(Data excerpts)
####
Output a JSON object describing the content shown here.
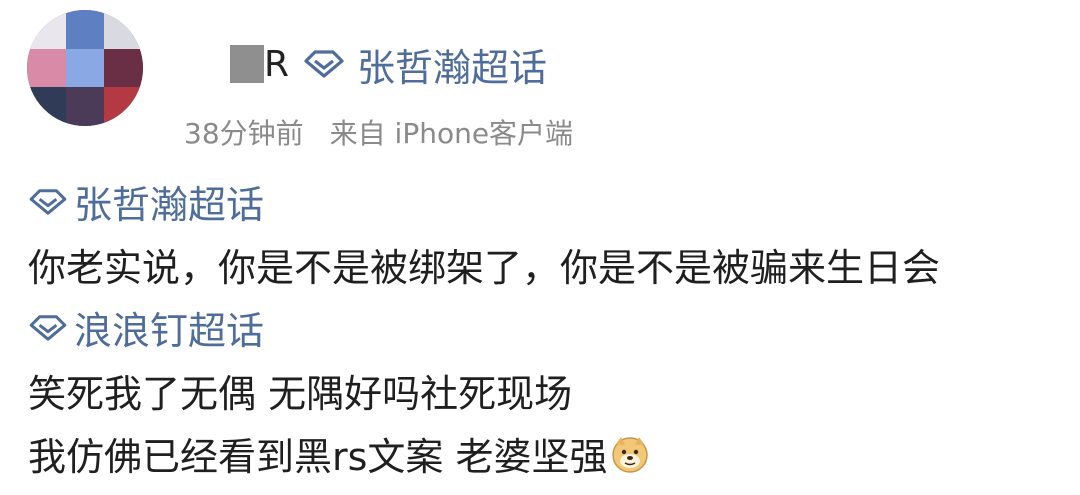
{
  "post": {
    "author": {
      "name_visible_fragment": "R",
      "topic": "张哲瀚超话"
    },
    "meta": {
      "time": "38分钟前",
      "source": "来自 iPhone客户端"
    },
    "tags": [
      {
        "label": "张哲瀚超话",
        "icon": "diamond-icon"
      },
      {
        "label": "浪浪钉超话",
        "icon": "diamond-icon"
      }
    ],
    "lines": [
      "你老实说，你是不是被绑架了，你是不是被骗来生日会",
      "笑死我了无偶 无隅好吗社死现场",
      "我仿佛已经看到黑rs文案 老婆坚强"
    ],
    "emoji": "doge-emoji"
  },
  "colors": {
    "topic_blue": "#4e6d9b",
    "text": "#1f1f1f",
    "meta_gray": "#8a8a8a"
  }
}
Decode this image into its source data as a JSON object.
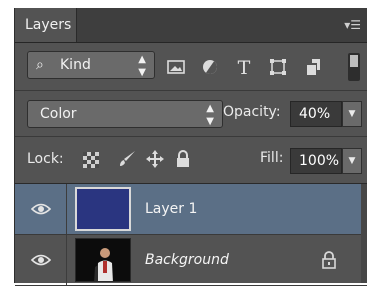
{
  "panel": {
    "tab_label": "Layers",
    "menu_icon": "panel-menu-icon"
  },
  "filter": {
    "kind_label": "Kind",
    "kind_stepper": "⇕",
    "icons": [
      "image-filter-icon",
      "adjustment-filter-icon",
      "type-filter-icon",
      "shape-filter-icon",
      "smart-object-filter-icon"
    ]
  },
  "blend": {
    "mode": "Color",
    "opacity_label": "Opacity:",
    "opacity_value": "40%"
  },
  "lock": {
    "label": "Lock:",
    "fill_label": "Fill:",
    "fill_value": "100%",
    "icons": [
      "lock-transparent-pixels-icon",
      "lock-image-pixels-icon",
      "lock-position-icon",
      "lock-all-icon"
    ]
  },
  "layers": [
    {
      "name": "Layer 1",
      "visible": true,
      "selected": true,
      "thumb_color": "#2a3580",
      "locked": false
    },
    {
      "name": "Background",
      "visible": true,
      "selected": false,
      "locked": true
    }
  ],
  "colors": {
    "panel_bg": "#535353",
    "selection": "#5b6f86",
    "field_bg": "#3a3a3a"
  }
}
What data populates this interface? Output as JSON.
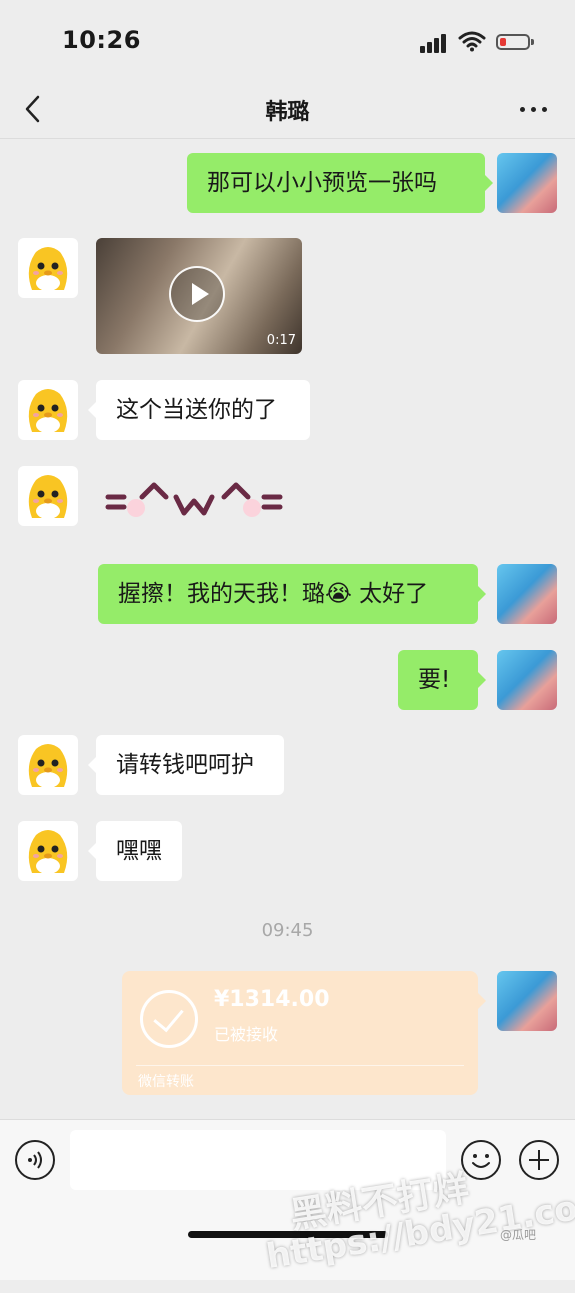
{
  "status_bar": {
    "time": "10:26"
  },
  "nav": {
    "title": "韩璐"
  },
  "messages": [
    {
      "from": "self",
      "text": "那可以小小预览一张吗"
    },
    {
      "from": "contact",
      "type": "video",
      "duration": "0:17"
    },
    {
      "from": "contact",
      "text": "这个当送你的了"
    },
    {
      "from": "contact",
      "type": "sticker",
      "kaomoji": "=^w^="
    },
    {
      "from": "self",
      "text": "握擦！我的天我！璐😭 太好了"
    },
    {
      "from": "self",
      "text": "要!"
    },
    {
      "from": "contact",
      "text": "请转钱吧呵护"
    },
    {
      "from": "contact",
      "text": "嘿嘿"
    }
  ],
  "timestamp": "09:45",
  "transfer": {
    "amount": "¥1314.00",
    "status": "已被接收",
    "source": "微信转账",
    "color": "#fde6cc"
  },
  "input": {
    "placeholder": ""
  },
  "icons": {
    "back": "back-chevron-icon",
    "more": "more-dots-icon",
    "voice": "voice-icon",
    "emoji": "emoji-icon",
    "plus": "plus-icon"
  },
  "colors": {
    "outgoing_bubble": "#95ec69",
    "incoming_bubble": "#ffffff",
    "background": "#ededed"
  },
  "watermark": {
    "line1": "黑料不打烊",
    "line2": "https://bdy21.co",
    "tag": "@瓜吧"
  }
}
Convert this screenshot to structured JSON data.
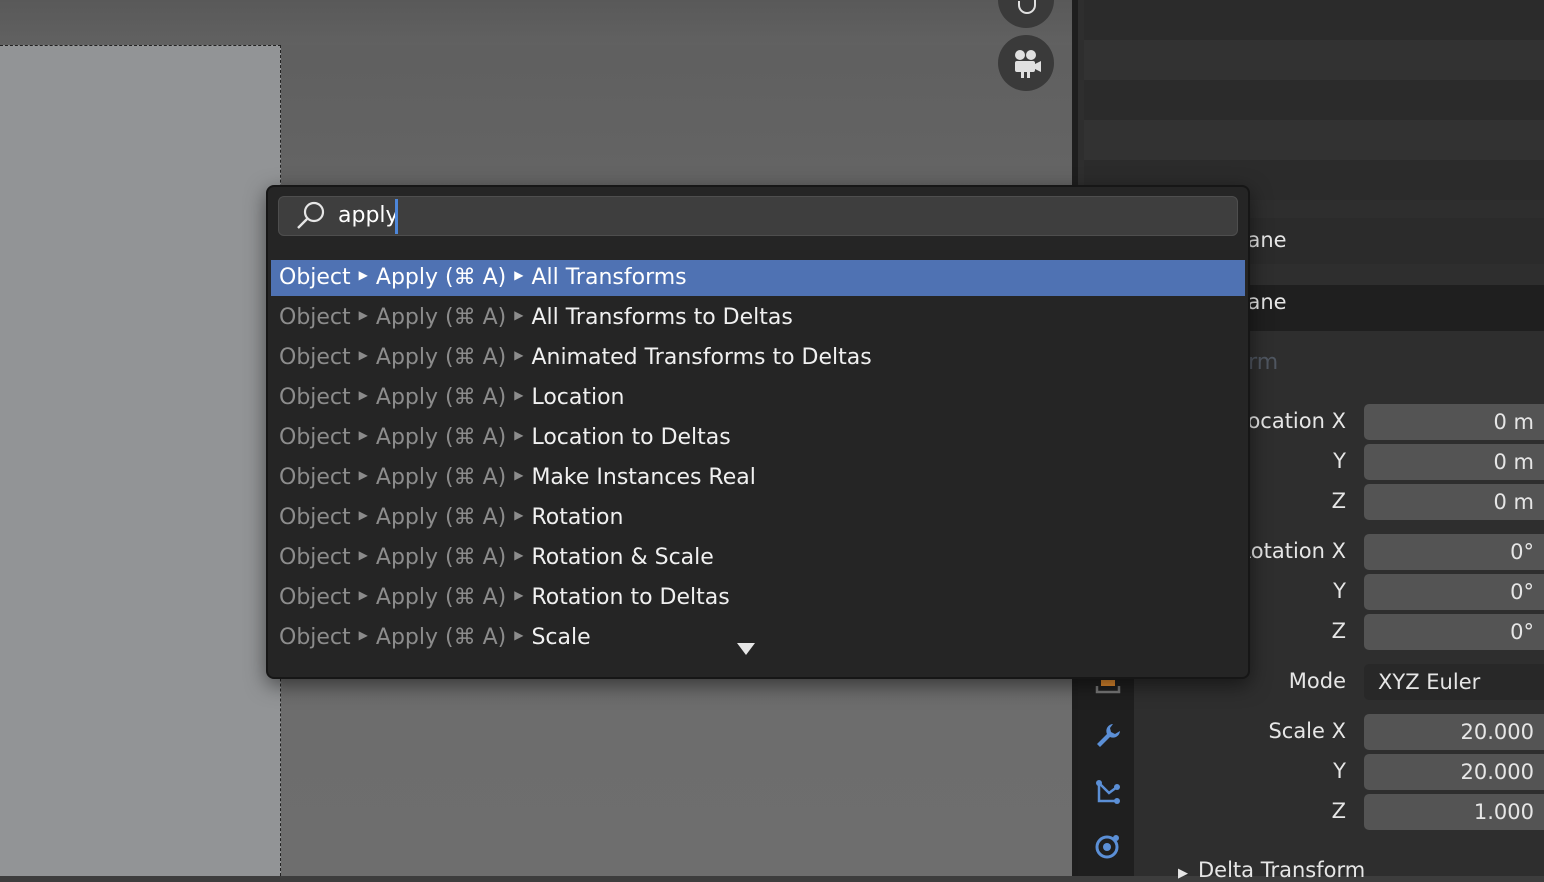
{
  "search": {
    "query": "apply"
  },
  "results": [
    {
      "path": [
        "Object",
        "Apply (⌘ A)"
      ],
      "leaf": "All Transforms",
      "selected": true
    },
    {
      "path": [
        "Object",
        "Apply (⌘ A)"
      ],
      "leaf": "All Transforms to Deltas"
    },
    {
      "path": [
        "Object",
        "Apply (⌘ A)"
      ],
      "leaf": "Animated Transforms to Deltas"
    },
    {
      "path": [
        "Object",
        "Apply (⌘ A)"
      ],
      "leaf": "Location"
    },
    {
      "path": [
        "Object",
        "Apply (⌘ A)"
      ],
      "leaf": "Location to Deltas"
    },
    {
      "path": [
        "Object",
        "Apply (⌘ A)"
      ],
      "leaf": "Make Instances Real"
    },
    {
      "path": [
        "Object",
        "Apply (⌘ A)"
      ],
      "leaf": "Rotation"
    },
    {
      "path": [
        "Object",
        "Apply (⌘ A)"
      ],
      "leaf": "Rotation & Scale"
    },
    {
      "path": [
        "Object",
        "Apply (⌘ A)"
      ],
      "leaf": "Rotation to Deltas"
    },
    {
      "path": [
        "Object",
        "Apply (⌘ A)"
      ],
      "leaf": "Scale"
    }
  ],
  "properties": {
    "object_name": "Plane",
    "data_name": "Plane",
    "panel_title": "Transform",
    "location": {
      "label_x": "Location X",
      "label_y": "Y",
      "label_z": "Z",
      "x": "0 m",
      "y": "0 m",
      "z": "0 m"
    },
    "rotation": {
      "label_x": "Rotation X",
      "label_y": "Y",
      "label_z": "Z",
      "x": "0°",
      "y": "0°",
      "z": "0°"
    },
    "mode": {
      "label": "Mode",
      "value": "XYZ Euler"
    },
    "scale": {
      "label_x": "Scale X",
      "label_y": "Y",
      "label_z": "Z",
      "x": "20.000",
      "y": "20.000",
      "z": "1.000"
    },
    "delta_panel": "Delta Transform"
  },
  "colors": {
    "selection": "#4f72b3",
    "cursor": "#4d86d9",
    "popup_bg": "#252525"
  },
  "icons": [
    "hand-icon",
    "camera-icon",
    "search-icon",
    "tool-icon",
    "render-icon",
    "output-icon",
    "view-layer-icon",
    "scene-icon",
    "world-icon",
    "object-icon",
    "modifier-icon",
    "particles-icon",
    "physics-icon"
  ]
}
####
◆ SHORT TASK ◆
Restate each of the entries above word for word and skip every image.

◆ ANSWER FOR THIS EXERCISE ◆
Output a JSON object describing the content shown here.
{
  "post": {
    "author": {
      "name_visible_fragment": "R",
      "topic": "张哲瀚超话"
    },
    "meta": {
      "time": "38分钟前",
      "source": "来自 iPhone客户端"
    },
    "tags": [
      {
        "label": "张哲瀚超话",
        "icon": "diamond-icon"
      },
      {
        "label": "浪浪钉超话",
        "icon": "diamond-icon"
      }
    ],
    "lines": [
      "你老实说，你是不是被绑架了，你是不是被骗来生日会",
      "笑死我了无偶 无隅好吗社死现场",
      "我仿佛已经看到黑rs文案 老婆坚强"
    ],
    "emoji": "doge-emoji"
  },
  "colors": {
    "topic_blue": "#4e6d9b",
    "text": "#1f1f1f",
    "meta_gray": "#8a8a8a"
  }
}
Decode this image into its source data as a JSON object.
{
  "panel": {
    "tab_label": "Layers",
    "menu_icon": "panel-menu-icon"
  },
  "filter": {
    "kind_label": "Kind",
    "kind_stepper": "⇕",
    "icons": [
      "image-filter-icon",
      "adjustment-filter-icon",
      "type-filter-icon",
      "shape-filter-icon",
      "smart-object-filter-icon"
    ]
  },
  "blend": {
    "mode": "Color",
    "opacity_label": "Opacity:",
    "opacity_value": "40%"
  },
  "lock": {
    "label": "Lock:",
    "fill_label": "Fill:",
    "fill_value": "100%",
    "icons": [
      "lock-transparent-pixels-icon",
      "lock-image-pixels-icon",
      "lock-position-icon",
      "lock-all-icon"
    ]
  },
  "layers": [
    {
      "name": "Layer 1",
      "visible": true,
      "selected": true,
      "thumb_color": "#2a3580",
      "locked": false
    },
    {
      "name": "Background",
      "visible": true,
      "selected": false,
      "locked": true
    }
  ],
  "colors": {
    "panel_bg": "#535353",
    "selection": "#5b6f86",
    "field_bg": "#3a3a3a"
  }
}
What data populates this interface? Output as JSON.
{
  "status_bar": {
    "time": "10:26"
  },
  "nav": {
    "title": "韩璐"
  },
  "messages": [
    {
      "from": "self",
      "text": "那可以小小预览一张吗"
    },
    {
      "from": "contact",
      "type": "video",
      "duration": "0:17"
    },
    {
      "from": "contact",
      "text": "这个当送你的了"
    },
    {
      "from": "contact",
      "type": "sticker",
      "kaomoji": "=^w^="
    },
    {
      "from": "self",
      "text": "握擦！我的天我！璐😭 太好了"
    },
    {
      "from": "self",
      "text": "要!"
    },
    {
      "from": "contact",
      "text": "请转钱吧呵护"
    },
    {
      "from": "contact",
      "text": "嘿嘿"
    }
  ],
  "timestamp": "09:45",
  "transfer": {
    "amount": "¥1314.00",
    "status": "已被接收",
    "source": "微信转账",
    "color": "#fde6cc"
  },
  "input": {
    "placeholder": ""
  },
  "icons": {
    "back": "back-chevron-icon",
    "more": "more-dots-icon",
    "voice": "voice-icon",
    "emoji": "emoji-icon",
    "plus": "plus-icon"
  },
  "colors": {
    "outgoing_bubble": "#95ec69",
    "incoming_bubble": "#ffffff",
    "background": "#ededed"
  },
  "watermark": {
    "line1": "黑料不打烊",
    "line2": "https://bdy21.co",
    "tag": "@瓜吧"
  }
}
Convert this screenshot to structured JSON data.
{
  "search": {
    "query": "apply"
  },
  "results": [
    {
      "path": [
        "Object",
        "Apply (⌘ A)"
      ],
      "leaf": "All Transforms",
      "selected": true
    },
    {
      "path": [
        "Object",
        "Apply (⌘ A)"
      ],
      "leaf": "All Transforms to Deltas"
    },
    {
      "path": [
        "Object",
        "Apply (⌘ A)"
      ],
      "leaf": "Animated Transforms to Deltas"
    },
    {
      "path": [
        "Object",
        "Apply (⌘ A)"
      ],
      "leaf": "Location"
    },
    {
      "path": [
        "Object",
        "Apply (⌘ A)"
      ],
      "leaf": "Location to Deltas"
    },
    {
      "path": [
        "Object",
        "Apply (⌘ A)"
      ],
      "leaf": "Make Instances Real"
    },
    {
      "path": [
        "Object",
        "Apply (⌘ A)"
      ],
      "leaf": "Rotation"
    },
    {
      "path": [
        "Object",
        "Apply (⌘ A)"
      ],
      "leaf": "Rotation & Scale"
    },
    {
      "path": [
        "Object",
        "Apply (⌘ A)"
      ],
      "leaf": "Rotation to Deltas"
    },
    {
      "path": [
        "Object",
        "Apply (⌘ A)"
      ],
      "leaf": "Scale"
    }
  ],
  "properties": {
    "object_name": "Plane",
    "data_name": "Plane",
    "panel_title": "Transform",
    "location": {
      "label_x": "Location X",
      "label_y": "Y",
      "label_z": "Z",
      "x": "0 m",
      "y": "0 m",
      "z": "0 m"
    },
    "rotation": {
      "label_x": "Rotation X",
      "label_y": "Y",
      "label_z": "Z",
      "x": "0°",
      "y": "0°",
      "z": "0°"
    },
    "mode": {
      "label": "Mode",
      "value": "XYZ Euler"
    },
    "scale": {
      "label_x": "Scale X",
      "label_y": "Y",
      "label_z": "Z",
      "x": "20.000",
      "y": "20.000",
      "z": "1.000"
    },
    "delta_panel": "Delta Transform"
  },
  "colors": {
    "selection": "#4f72b3",
    "cursor": "#4d86d9",
    "popup_bg": "#252525"
  },
  "icons": [
    "hand-icon",
    "camera-icon",
    "search-icon",
    "tool-icon",
    "render-icon",
    "output-icon",
    "view-layer-icon",
    "scene-icon",
    "world-icon",
    "object-icon",
    "modifier-icon",
    "particles-icon",
    "physics-icon"
  ]
}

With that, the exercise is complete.